→ What to do
Retype all the entries word for word, but omit the pictures.

### Input records ###

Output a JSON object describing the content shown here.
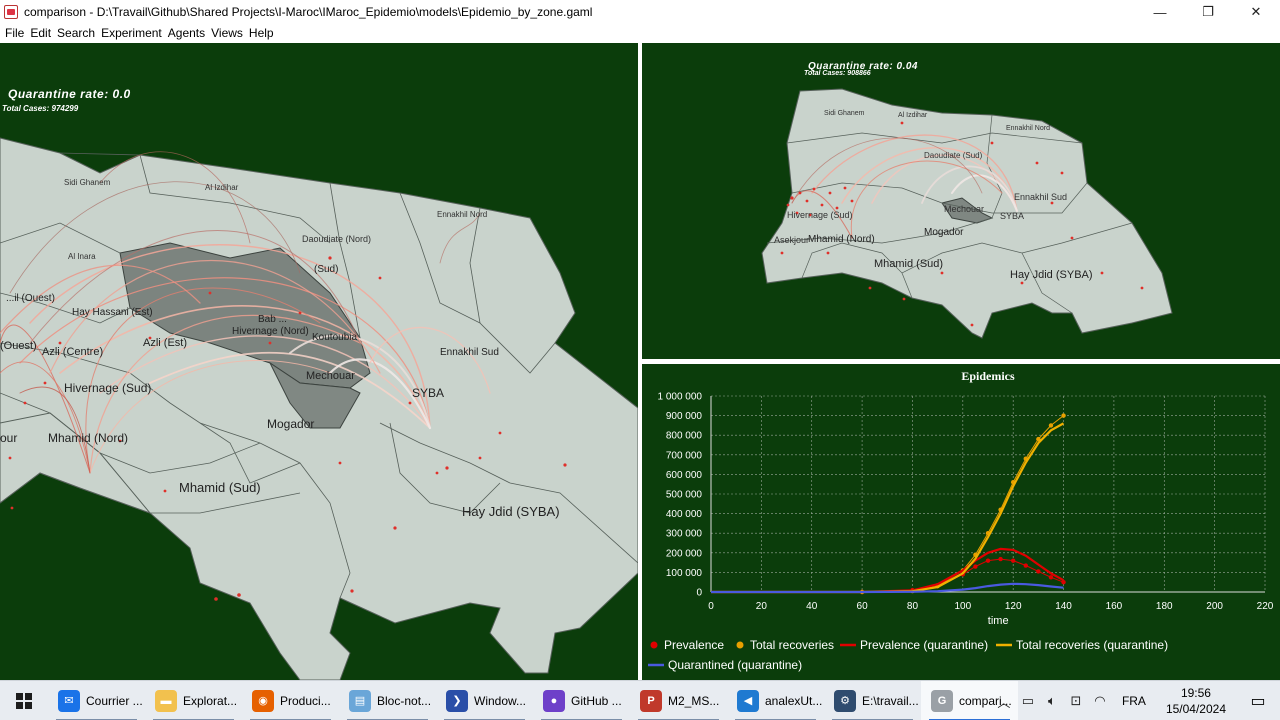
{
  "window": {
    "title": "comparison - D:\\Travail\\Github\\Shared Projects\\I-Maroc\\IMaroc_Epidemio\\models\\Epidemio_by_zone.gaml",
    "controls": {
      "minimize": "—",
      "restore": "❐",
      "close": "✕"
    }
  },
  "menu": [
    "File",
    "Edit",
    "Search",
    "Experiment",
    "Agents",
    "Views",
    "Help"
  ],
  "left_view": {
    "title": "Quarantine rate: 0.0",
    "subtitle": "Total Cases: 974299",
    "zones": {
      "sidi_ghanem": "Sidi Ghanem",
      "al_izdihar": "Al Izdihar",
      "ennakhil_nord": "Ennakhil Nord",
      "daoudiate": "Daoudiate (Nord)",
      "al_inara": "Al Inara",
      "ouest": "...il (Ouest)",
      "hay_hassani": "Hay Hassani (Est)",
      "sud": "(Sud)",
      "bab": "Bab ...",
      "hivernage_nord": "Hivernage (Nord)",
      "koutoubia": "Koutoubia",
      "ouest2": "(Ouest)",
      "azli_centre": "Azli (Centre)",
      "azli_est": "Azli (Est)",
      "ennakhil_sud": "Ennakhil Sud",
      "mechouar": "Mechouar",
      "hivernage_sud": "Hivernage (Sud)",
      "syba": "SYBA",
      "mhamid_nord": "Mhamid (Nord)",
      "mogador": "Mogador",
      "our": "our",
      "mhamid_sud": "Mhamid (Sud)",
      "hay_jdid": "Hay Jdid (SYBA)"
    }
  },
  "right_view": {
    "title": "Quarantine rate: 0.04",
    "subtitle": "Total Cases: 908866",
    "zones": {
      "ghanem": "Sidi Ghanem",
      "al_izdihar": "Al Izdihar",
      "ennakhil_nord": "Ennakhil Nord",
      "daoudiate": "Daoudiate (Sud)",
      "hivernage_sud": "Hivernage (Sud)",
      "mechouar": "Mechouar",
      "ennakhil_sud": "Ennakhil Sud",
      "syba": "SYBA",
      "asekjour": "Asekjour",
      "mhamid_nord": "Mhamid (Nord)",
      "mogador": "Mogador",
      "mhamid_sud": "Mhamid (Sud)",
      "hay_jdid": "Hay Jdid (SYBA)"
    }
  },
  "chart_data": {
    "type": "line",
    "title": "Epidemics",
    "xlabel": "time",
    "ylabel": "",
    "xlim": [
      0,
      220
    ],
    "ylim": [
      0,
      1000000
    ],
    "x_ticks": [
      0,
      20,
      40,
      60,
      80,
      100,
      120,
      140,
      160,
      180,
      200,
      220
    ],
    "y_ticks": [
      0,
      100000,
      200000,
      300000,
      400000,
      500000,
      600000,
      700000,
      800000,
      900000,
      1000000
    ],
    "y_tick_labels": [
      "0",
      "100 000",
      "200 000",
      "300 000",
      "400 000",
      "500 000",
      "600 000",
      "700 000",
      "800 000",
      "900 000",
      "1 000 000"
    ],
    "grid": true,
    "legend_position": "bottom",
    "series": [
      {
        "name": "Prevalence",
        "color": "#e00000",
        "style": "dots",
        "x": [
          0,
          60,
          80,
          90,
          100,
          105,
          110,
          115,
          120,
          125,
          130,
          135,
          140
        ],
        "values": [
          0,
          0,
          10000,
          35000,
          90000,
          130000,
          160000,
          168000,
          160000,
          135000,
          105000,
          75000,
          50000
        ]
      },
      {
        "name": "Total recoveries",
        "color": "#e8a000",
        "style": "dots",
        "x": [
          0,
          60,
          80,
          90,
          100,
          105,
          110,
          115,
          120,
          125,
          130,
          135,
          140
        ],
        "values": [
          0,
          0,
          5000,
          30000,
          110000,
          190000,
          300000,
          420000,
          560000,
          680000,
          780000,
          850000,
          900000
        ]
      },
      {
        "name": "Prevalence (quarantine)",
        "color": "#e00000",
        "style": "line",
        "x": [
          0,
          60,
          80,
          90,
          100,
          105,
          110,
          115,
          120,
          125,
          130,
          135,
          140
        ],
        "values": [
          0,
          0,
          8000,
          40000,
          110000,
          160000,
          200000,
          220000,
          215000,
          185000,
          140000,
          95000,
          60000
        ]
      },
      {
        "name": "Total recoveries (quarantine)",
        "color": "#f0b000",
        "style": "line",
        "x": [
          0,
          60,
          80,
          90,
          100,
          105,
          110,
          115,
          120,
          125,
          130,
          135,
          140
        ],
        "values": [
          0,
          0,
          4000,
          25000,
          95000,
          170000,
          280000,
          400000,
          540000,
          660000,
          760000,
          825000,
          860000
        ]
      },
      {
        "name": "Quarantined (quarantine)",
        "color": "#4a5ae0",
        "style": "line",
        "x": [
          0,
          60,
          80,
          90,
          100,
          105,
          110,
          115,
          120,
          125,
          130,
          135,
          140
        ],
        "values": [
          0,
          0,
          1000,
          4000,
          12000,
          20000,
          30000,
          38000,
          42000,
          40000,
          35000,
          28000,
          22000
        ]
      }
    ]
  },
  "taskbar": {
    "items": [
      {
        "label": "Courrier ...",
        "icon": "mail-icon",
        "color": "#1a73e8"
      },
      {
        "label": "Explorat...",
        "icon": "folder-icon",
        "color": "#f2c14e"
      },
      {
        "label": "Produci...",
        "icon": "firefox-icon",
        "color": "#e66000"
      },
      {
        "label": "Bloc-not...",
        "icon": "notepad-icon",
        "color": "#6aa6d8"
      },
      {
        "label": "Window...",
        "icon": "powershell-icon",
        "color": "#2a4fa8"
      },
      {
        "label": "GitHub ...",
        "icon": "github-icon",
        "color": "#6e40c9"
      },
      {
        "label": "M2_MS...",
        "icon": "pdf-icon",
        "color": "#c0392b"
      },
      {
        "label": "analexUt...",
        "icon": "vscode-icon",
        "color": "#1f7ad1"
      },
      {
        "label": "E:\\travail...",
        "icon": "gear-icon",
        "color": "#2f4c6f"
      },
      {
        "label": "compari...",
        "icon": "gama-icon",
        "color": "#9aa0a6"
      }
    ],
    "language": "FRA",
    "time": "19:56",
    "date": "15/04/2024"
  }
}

###

→ Task response
Output a JSON object describing the content shown here.
{
  "window": {
    "title": "comparison - D:\\Travail\\Github\\Shared Projects\\I-Maroc\\IMaroc_Epidemio\\models\\Epidemio_by_zone.gaml",
    "controls": {
      "minimize": "—",
      "restore": "❐",
      "close": "✕"
    }
  },
  "menu": [
    "File",
    "Edit",
    "Search",
    "Experiment",
    "Agents",
    "Views",
    "Help"
  ],
  "left_view": {
    "title": "Quarantine rate: 0.0",
    "subtitle": "Total Cases: 974299",
    "zones": {
      "sidi_ghanem": "Sidi Ghanem",
      "al_izdihar": "Al Izdihar",
      "ennakhil_nord": "Ennakhil Nord",
      "daoudiate": "Daoudiate (Nord)",
      "al_inara": "Al Inara",
      "ouest": "...il (Ouest)",
      "hay_hassani": "Hay Hassani (Est)",
      "sud": "(Sud)",
      "bab": "Bab ...",
      "hivernage_nord": "Hivernage (Nord)",
      "koutoubia": "Koutoubia",
      "ouest2": "(Ouest)",
      "azli_centre": "Azli (Centre)",
      "azli_est": "Azli (Est)",
      "ennakhil_sud": "Ennakhil Sud",
      "mechouar": "Mechouar",
      "hivernage_sud": "Hivernage (Sud)",
      "syba": "SYBA",
      "mhamid_nord": "Mhamid (Nord)",
      "mogador": "Mogador",
      "our": "our",
      "mhamid_sud": "Mhamid (Sud)",
      "hay_jdid": "Hay Jdid (SYBA)"
    }
  },
  "right_view": {
    "title": "Quarantine rate: 0.04",
    "subtitle": "Total Cases: 908866",
    "zones": {
      "ghanem": "Sidi Ghanem",
      "al_izdihar": "Al Izdihar",
      "ennakhil_nord": "Ennakhil Nord",
      "daoudiate": "Daoudiate (Sud)",
      "hivernage_sud": "Hivernage (Sud)",
      "mechouar": "Mechouar",
      "ennakhil_sud": "Ennakhil Sud",
      "syba": "SYBA",
      "asekjour": "Asekjour",
      "mhamid_nord": "Mhamid (Nord)",
      "mogador": "Mogador",
      "mhamid_sud": "Mhamid (Sud)",
      "hay_jdid": "Hay Jdid (SYBA)"
    }
  },
  "chart_data": {
    "type": "line",
    "title": "Epidemics",
    "xlabel": "time",
    "ylabel": "",
    "xlim": [
      0,
      220
    ],
    "ylim": [
      0,
      1000000
    ],
    "x_ticks": [
      0,
      20,
      40,
      60,
      80,
      100,
      120,
      140,
      160,
      180,
      200,
      220
    ],
    "y_ticks": [
      0,
      100000,
      200000,
      300000,
      400000,
      500000,
      600000,
      700000,
      800000,
      900000,
      1000000
    ],
    "y_tick_labels": [
      "0",
      "100 000",
      "200 000",
      "300 000",
      "400 000",
      "500 000",
      "600 000",
      "700 000",
      "800 000",
      "900 000",
      "1 000 000"
    ],
    "grid": true,
    "legend_position": "bottom",
    "series": [
      {
        "name": "Prevalence",
        "color": "#e00000",
        "style": "dots",
        "x": [
          0,
          60,
          80,
          90,
          100,
          105,
          110,
          115,
          120,
          125,
          130,
          135,
          140
        ],
        "values": [
          0,
          0,
          10000,
          35000,
          90000,
          130000,
          160000,
          168000,
          160000,
          135000,
          105000,
          75000,
          50000
        ]
      },
      {
        "name": "Total recoveries",
        "color": "#e8a000",
        "style": "dots",
        "x": [
          0,
          60,
          80,
          90,
          100,
          105,
          110,
          115,
          120,
          125,
          130,
          135,
          140
        ],
        "values": [
          0,
          0,
          5000,
          30000,
          110000,
          190000,
          300000,
          420000,
          560000,
          680000,
          780000,
          850000,
          900000
        ]
      },
      {
        "name": "Prevalence (quarantine)",
        "color": "#e00000",
        "style": "line",
        "x": [
          0,
          60,
          80,
          90,
          100,
          105,
          110,
          115,
          120,
          125,
          130,
          135,
          140
        ],
        "values": [
          0,
          0,
          8000,
          40000,
          110000,
          160000,
          200000,
          220000,
          215000,
          185000,
          140000,
          95000,
          60000
        ]
      },
      {
        "name": "Total recoveries (quarantine)",
        "color": "#f0b000",
        "style": "line",
        "x": [
          0,
          60,
          80,
          90,
          100,
          105,
          110,
          115,
          120,
          125,
          130,
          135,
          140
        ],
        "values": [
          0,
          0,
          4000,
          25000,
          95000,
          170000,
          280000,
          400000,
          540000,
          660000,
          760000,
          825000,
          860000
        ]
      },
      {
        "name": "Quarantined (quarantine)",
        "color": "#4a5ae0",
        "style": "line",
        "x": [
          0,
          60,
          80,
          90,
          100,
          105,
          110,
          115,
          120,
          125,
          130,
          135,
          140
        ],
        "values": [
          0,
          0,
          1000,
          4000,
          12000,
          20000,
          30000,
          38000,
          42000,
          40000,
          35000,
          28000,
          22000
        ]
      }
    ]
  },
  "taskbar": {
    "items": [
      {
        "label": "Courrier ...",
        "icon": "mail-icon",
        "color": "#1a73e8"
      },
      {
        "label": "Explorat...",
        "icon": "folder-icon",
        "color": "#f2c14e"
      },
      {
        "label": "Produci...",
        "icon": "firefox-icon",
        "color": "#e66000"
      },
      {
        "label": "Bloc-not...",
        "icon": "notepad-icon",
        "color": "#6aa6d8"
      },
      {
        "label": "Window...",
        "icon": "powershell-icon",
        "color": "#2a4fa8"
      },
      {
        "label": "GitHub ...",
        "icon": "github-icon",
        "color": "#6e40c9"
      },
      {
        "label": "M2_MS...",
        "icon": "pdf-icon",
        "color": "#c0392b"
      },
      {
        "label": "analexUt...",
        "icon": "vscode-icon",
        "color": "#1f7ad1"
      },
      {
        "label": "E:\\travail...",
        "icon": "gear-icon",
        "color": "#2f4c6f"
      },
      {
        "label": "compari...",
        "icon": "gama-icon",
        "color": "#9aa0a6"
      }
    ],
    "language": "FRA",
    "time": "19:56",
    "date": "15/04/2024"
  }
}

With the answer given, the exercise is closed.